Transcribe each entry below exactly. Pictures do not go in the copy.

________________

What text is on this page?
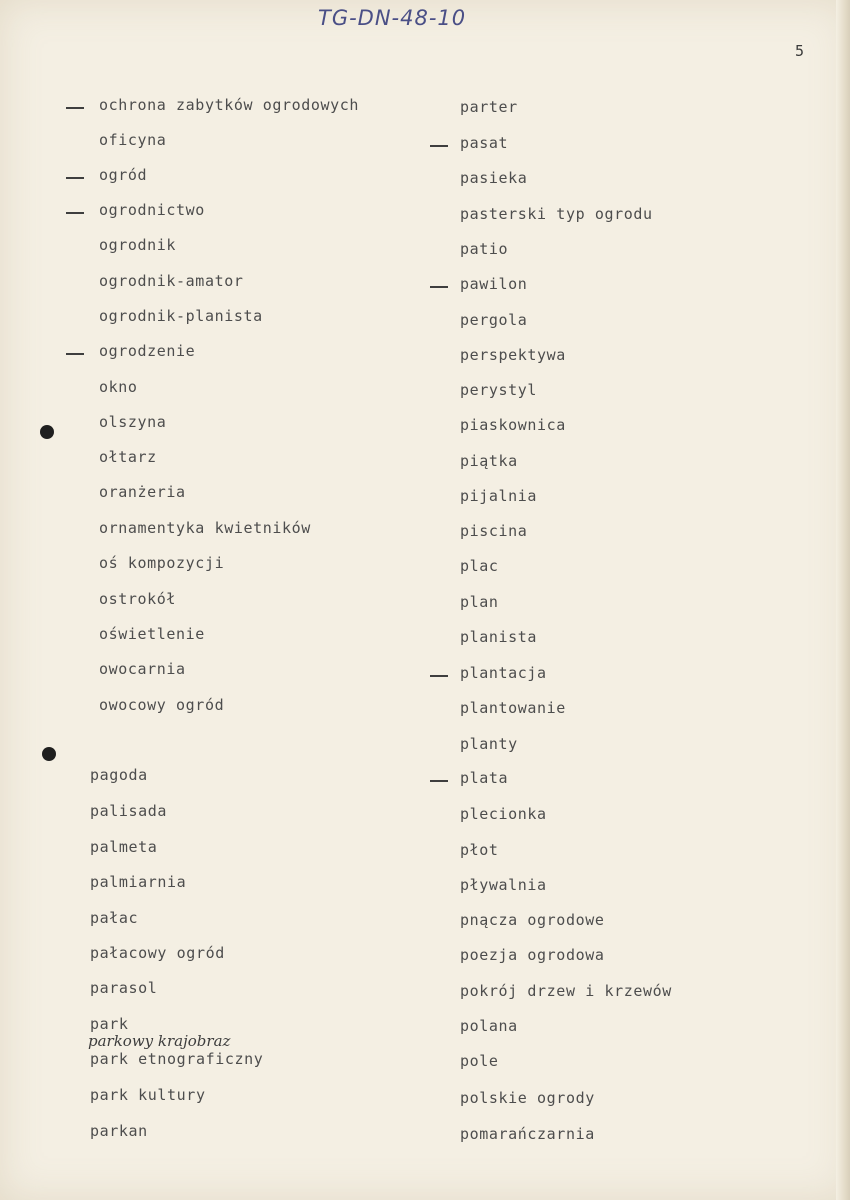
TG-DN-48-10
5
ochrona zabytków ogrodowych
oficyna
ogród
ogrodnictwo
ogrodnik
ogrodnik-amator
ogrodnik-planista
ogrodzenie
okno
olszyna
ołtarz
oranżeria
ornamentyka kwietników
oś kompozycji
ostrokół
oświetlenie
owocarnia
owocowy ogród
pagoda
palisada
palmeta
palmiarnia
pałac
pałacowy ogród
parasol
park
park etnograficzny
park kultury
parkan
parter
pasat
pasieka
pasterski typ ogrodu
patio
pawilon
pergola
perspektywa
perystyl
piaskownica
piątka
pijalnia
piscina
plac
plan
planista
plantacja
plantowanie
planty
plata
plecionka
płot
pływalnia
pnącza ogrodowe
poezja ogrodowa
pokrój drzew i krzewów
polana
pole
polskie ogrody
pomarańczarnia
parkowy krajobraz
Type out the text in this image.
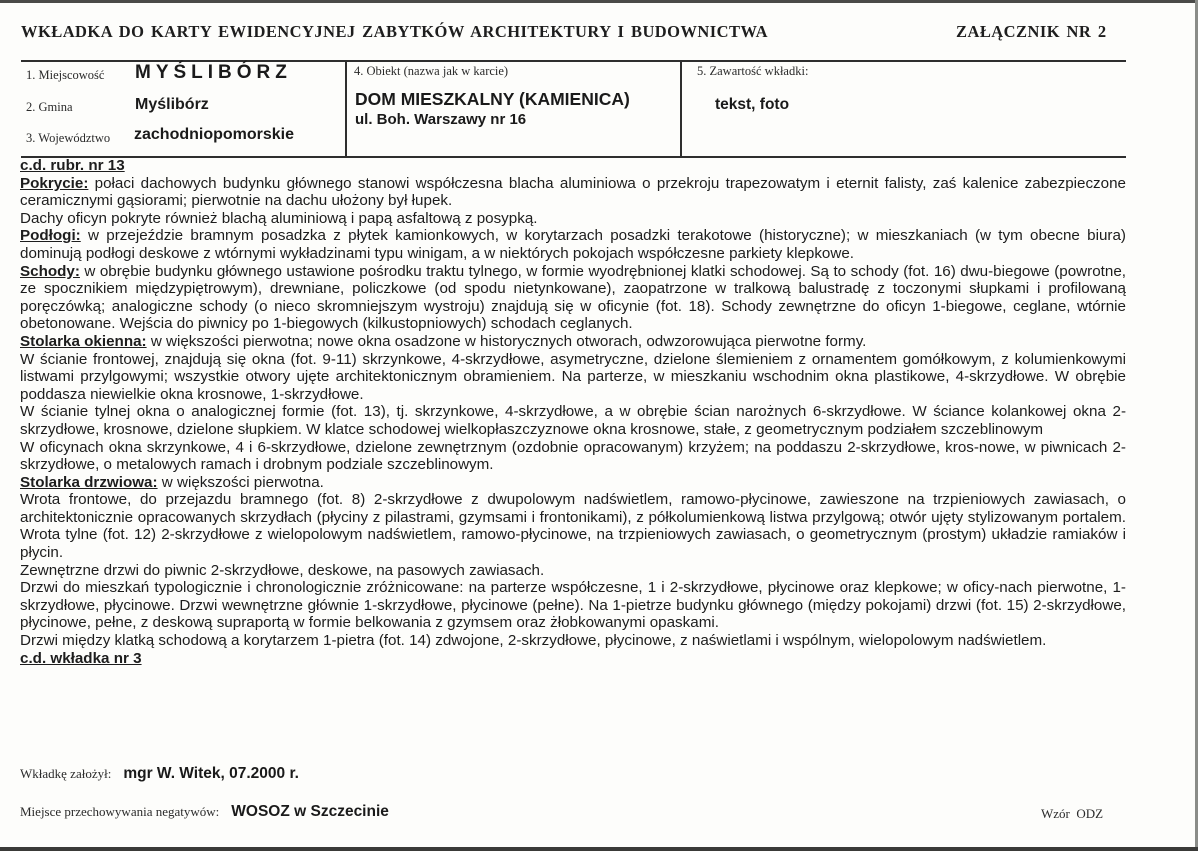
WKŁADKA DO KARTY EWIDENCYJNEJ ZABYTKÓW ARCHITEKTURY I BUDOWNICTWA	ZAŁĄCZNIK NR 2
1. Miejscowość MYŚLIBÓRZ
2. Gmina	Myślibórz
3. Województwo zachodniopomorskie
4. Obiekt (nazwa jak w karcie)
DOM MIESZKALNY (KAMIENICA)
ul. Boh. Warszawy nr 16
5. Zawartość wkładki:
tekst, foto

c.d. rubr. nr 13

Pokrycie: połaci dachowych budynku głównego stanowi współczesna blacha aluminiowa o przekroju trapezowatym i eternit falisty, zaś kalenice zabezpieczone ceramicznymi gąsiorami; pierwotnie na dachu ułożony był łupek.

Dachy oficyn pokryte również blachą aluminiową i papą asfaltową z posypką.

Podłogi: w przejeździe bramnym posadzka z płytek kamionkowych, w korytarzach posadzki terakotowe (historyczne); w mieszkaniach (w tym obecne biura) dominują podłogi deskowe z wtórnymi wykładzinami typu winigam, a w niektórych pokojach współczesne parkiety klepkowe.

Schody: w obrębie budynku głównego ustawione pośrodku traktu tylnego, w formie wyodrębnionej klatki schodowej. Są to schody (fot. 16) dwu-biegowe (powrotne, ze spocznikiem międzypiętrowym), drewniane, policzkowe (od spodu nietynkowane), zaopatrzone w tralkową balustradę z toczonymi słupkami i profilowaną poręczówką; analogiczne schody (o nieco skromniejszym wystroju) znajdują się w oficynie (fot. 18). Schody zewnętrzne do oficyn 1-biegowe, ceglane, wtórnie obetonowane. Wejścia do piwnicy po 1-biegowych (kilkustopniowych) schodach ceglanych.

Stolarka okienna: w większości pierwotna; nowe okna osadzone w historycznych otworach, odwzorowująca pierwotne formy.

W ścianie frontowej, znajdują się okna (fot. 9-11) skrzynkowe, 4-skrzydłowe, asymetryczne, dzielone ślemieniem z ornamentem gomółkowym, z kolumienkowymi listwami przylgowymi; wszystkie otwory ujęte architektonicznym obramieniem. Na parterze, w mieszkaniu wschodnim okna plastikowe, 4-skrzydłowe. W obrębie poddasza niewielkie okna krosnowe, 1-skrzydłowe.

W ścianie tylnej okna o analogicznej formie (fot. 13), tj. skrzynkowe, 4-skrzydłowe, a w obrębie ścian narożnych 6-skrzydłowe. W ściance kolankowej okna 2-skrzydłowe, krosnowe, dzielone słupkiem. W klatce schodowej wielkopłaszczyznowe okna krosnowe, stałe, z geometrycznym podziałem szczeblinowym

W oficynach okna skrzynkowe, 4 i 6-skrzydłowe, dzielone zewnętrznym (ozdobnie opracowanym) krzyżem; na poddaszu 2-skrzydłowe, kros-nowe, w piwnicach 2-skrzydłowe, o metalowych ramach i drobnym podziale szczeblinowym.

Stolarka drzwiowa: w większości pierwotna.

Wrota frontowe, do przejazdu bramnego (fot. 8) 2-skrzydłowe z dwupolowym nadświetlem, ramowo-płycinowe, zawieszone na trzpieniowych zawiasach, o architektonicznie opracowanych skrzydłach (płyciny z pilastrami, gzymsami i frontonikami), z półkolumienkową listwa przylgową; otwór ujęty stylizowanym portalem. Wrota tylne (fot. 12) 2-skrzydłowe z wielopolowym nadświetlem, ramowo-płycinowe, na trzpieniowych zawiasach, o geometrycznym (prostym) układzie ramiaków i płycin.

Zewnętrzne drzwi do piwnic 2-skrzydłowe, deskowe, na pasowych zawiasach.

Drzwi do mieszkań typologicznie i chronologicznie zróżnicowane: na parterze współczesne, 1 i 2-skrzydłowe, płycinowe oraz klepkowe; w oficy-nach pierwotne, 1-skrzydłowe, płycinowe. Drzwi wewnętrzne głównie 1-skrzydłowe, płycinowe (pełne). Na 1-pietrze budynku głównego (między pokojami) drzwi (fot. 15) 2-skrzydłowe, płycinowe, pełne, z deskową supraportą w formie belkowania z gzymsem oraz żłobkowanymi opaskami.

Drzwi między klatką schodową a korytarzem 1-pietra (fot. 14) zdwojone, 2-skrzydłowe, płycinowe, z naświetlami i wspólnym, wielopolowym nadświetlem.

c.d. wkładka nr 3

Wkładkę założył: mgr W. Witek, 07.2000 r.
Miejsce przechowywania negatywów: WOSOZ w Szczecinie	Wzór  ODZ
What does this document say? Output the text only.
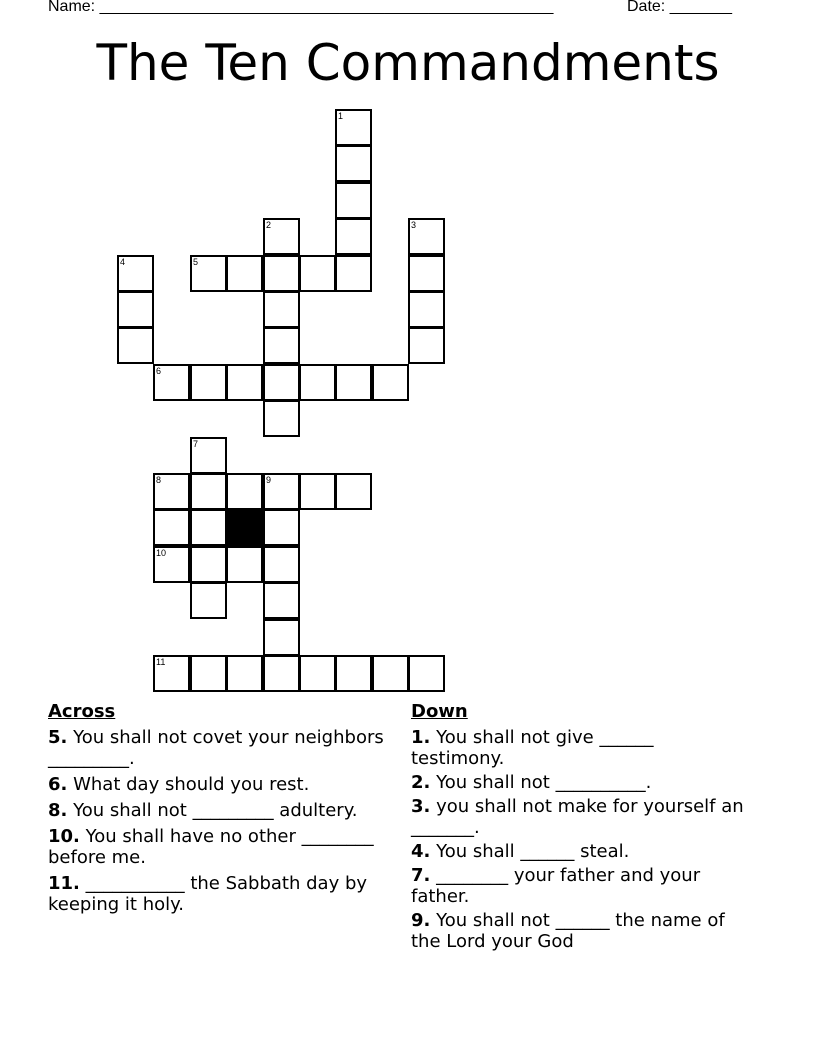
Name: ___________________________________________________	Date: _______
The Ten Commandments
1
2	3
4	5
6
7
8	9
10
11
Across
5. You shall not covet your neighbors _________.
6. What day should you rest.
8. You shall not _________ adultery.
10. You shall have no other ________ before me.
11. ___________ the Sabbath day by keeping it holy.
Down
1. You shall not give ______ testimony.
2. You shall not __________.
3. you shall not make for yourself an _______.
4. You shall ______ steal.
7. ________ your father and your father.
9. You shall not ______ the name of the Lord your God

________________

Finished answer:
What text is on this page?
TG-DN-48-10
5
ochrona zabytków ogrodowych
oficyna
ogród
ogrodnictwo
ogrodnik
ogrodnik-amator
ogrodnik-planista
ogrodzenie
okno
olszyna
ołtarz
oranżeria
ornamentyka kwietników
oś kompozycji
ostrokół
oświetlenie
owocarnia
owocowy ogród
pagoda
palisada
palmeta
palmiarnia
pałac
pałacowy ogród
parasol
park
park etnograficzny
park kultury
parkan
parter
pasat
pasieka
pasterski typ ogrodu
patio
pawilon
pergola
perspektywa
perystyl
piaskownica
piątka
pijalnia
piscina
plac
plan
planista
plantacja
plantowanie
planty
plata
plecionka
płot
pływalnia
pnącza ogrodowe
poezja ogrodowa
pokrój drzew i krzewów
polana
pole
polskie ogrody
pomarańczarnia
parkowy krajobraz
Type out the text in this image.
WKŁADKA DO KARTY EWIDENCYJNEJ ZABYTKÓW ARCHITEKTURY I BUDOWNICTWA	ZAŁĄCZNIK NR 2
1. Miejscowość MYŚLIBÓRZ
2. Gmina	Myślibórz
3. Województwo zachodniopomorskie
4. Obiekt (nazwa jak w karcie)
DOM MIESZKALNY (KAMIENICA)
ul. Boh. Warszawy nr 16
5. Zawartość wkładki:
tekst, foto

c.d. rubr. nr 13

Pokrycie: połaci dachowych budynku głównego stanowi współczesna blacha aluminiowa o przekroju trapezowatym i eternit falisty, zaś kalenice zabezpieczone ceramicznymi gąsiorami; pierwotnie na dachu ułożony był łupek.

Dachy oficyn pokryte również blachą aluminiową i papą asfaltową z posypką.

Podłogi: w przejeździe bramnym posadzka z płytek kamionkowych, w korytarzach posadzki terakotowe (historyczne); w mieszkaniach (w tym obecne biura) dominują podłogi deskowe z wtórnymi wykładzinami typu winigam, a w niektórych pokojach współczesne parkiety klepkowe.

Schody: w obrębie budynku głównego ustawione pośrodku traktu tylnego, w formie wyodrębnionej klatki schodowej. Są to schody (fot. 16) dwu-biegowe (powrotne, ze spocznikiem międzypiętrowym), drewniane, policzkowe (od spodu nietynkowane), zaopatrzone w tralkową balustradę z toczonymi słupkami i profilowaną poręczówką; analogiczne schody (o nieco skromniejszym wystroju) znajdują się w oficynie (fot. 18). Schody zewnętrzne do oficyn 1-biegowe, ceglane, wtórnie obetonowane. Wejścia do piwnicy po 1-biegowych (kilkustopniowych) schodach ceglanych.

Stolarka okienna: w większości pierwotna; nowe okna osadzone w historycznych otworach, odwzorowująca pierwotne formy.

W ścianie frontowej, znajdują się okna (fot. 9-11) skrzynkowe, 4-skrzydłowe, asymetryczne, dzielone ślemieniem z ornamentem gomółkowym, z kolumienkowymi listwami przylgowymi; wszystkie otwory ujęte architektonicznym obramieniem. Na parterze, w mieszkaniu wschodnim okna plastikowe, 4-skrzydłowe. W obrębie poddasza niewielkie okna krosnowe, 1-skrzydłowe.

W ścianie tylnej okna o analogicznej formie (fot. 13), tj. skrzynkowe, 4-skrzydłowe, a w obrębie ścian narożnych 6-skrzydłowe. W ściance kolankowej okna 2-skrzydłowe, krosnowe, dzielone słupkiem. W klatce schodowej wielkopłaszczyznowe okna krosnowe, stałe, z geometrycznym podziałem szczeblinowym

W oficynach okna skrzynkowe, 4 i 6-skrzydłowe, dzielone zewnętrznym (ozdobnie opracowanym) krzyżem; na poddaszu 2-skrzydłowe, kros-nowe, w piwnicach 2-skrzydłowe, o metalowych ramach i drobnym podziale szczeblinowym.

Stolarka drzwiowa: w większości pierwotna.

Wrota frontowe, do przejazdu bramnego (fot. 8) 2-skrzydłowe z dwupolowym nadświetlem, ramowo-płycinowe, zawieszone na trzpieniowych zawiasach, o architektonicznie opracowanych skrzydłach (płyciny z pilastrami, gzymsami i frontonikami), z półkolumienkową listwa przylgową; otwór ujęty stylizowanym portalem. Wrota tylne (fot. 12) 2-skrzydłowe z wielopolowym nadświetlem, ramowo-płycinowe, na trzpieniowych zawiasach, o geometrycznym (prostym) układzie ramiaków i płycin.

Zewnętrzne drzwi do piwnic 2-skrzydłowe, deskowe, na pasowych zawiasach.

Drzwi do mieszkań typologicznie i chronologicznie zróżnicowane: na parterze współczesne, 1 i 2-skrzydłowe, płycinowe oraz klepkowe; w oficy-nach pierwotne, 1-skrzydłowe, płycinowe. Drzwi wewnętrzne głównie 1-skrzydłowe, płycinowe (pełne). Na 1-pietrze budynku głównego (między pokojami) drzwi (fot. 15) 2-skrzydłowe, płycinowe, pełne, z deskową supraportą w formie belkowania z gzymsem oraz żłobkowanymi opaskami.

Drzwi między klatką schodową a korytarzem 1-pietra (fot. 14) zdwojone, 2-skrzydłowe, płycinowe, z naświetlami i wspólnym, wielopolowym nadświetlem.

c.d. wkładka nr 3

Wkładkę założył: mgr W. Witek, 07.2000 r.
Miejsce przechowywania negatywów: WOSOZ w Szczecinie	Wzór  ODZ
What does this document say? Output the text only.
Name: ___________________________________________________	Date: _______
The Ten Commandments
1
2	3
4	5
6
7
8	9
10
11
Across
5. You shall not covet your neighbors _________.
6. What day should you rest.
8. You shall not _________ adultery.
10. You shall have no other ________ before me.
11. ___________ the Sabbath day by keeping it holy.
Down
1. You shall not give ______ testimony.
2. You shall not __________.
3. you shall not make for yourself an _______.
4. You shall ______ steal.
7. ________ your father and your father.
9. You shall not ______ the name of the Lord your God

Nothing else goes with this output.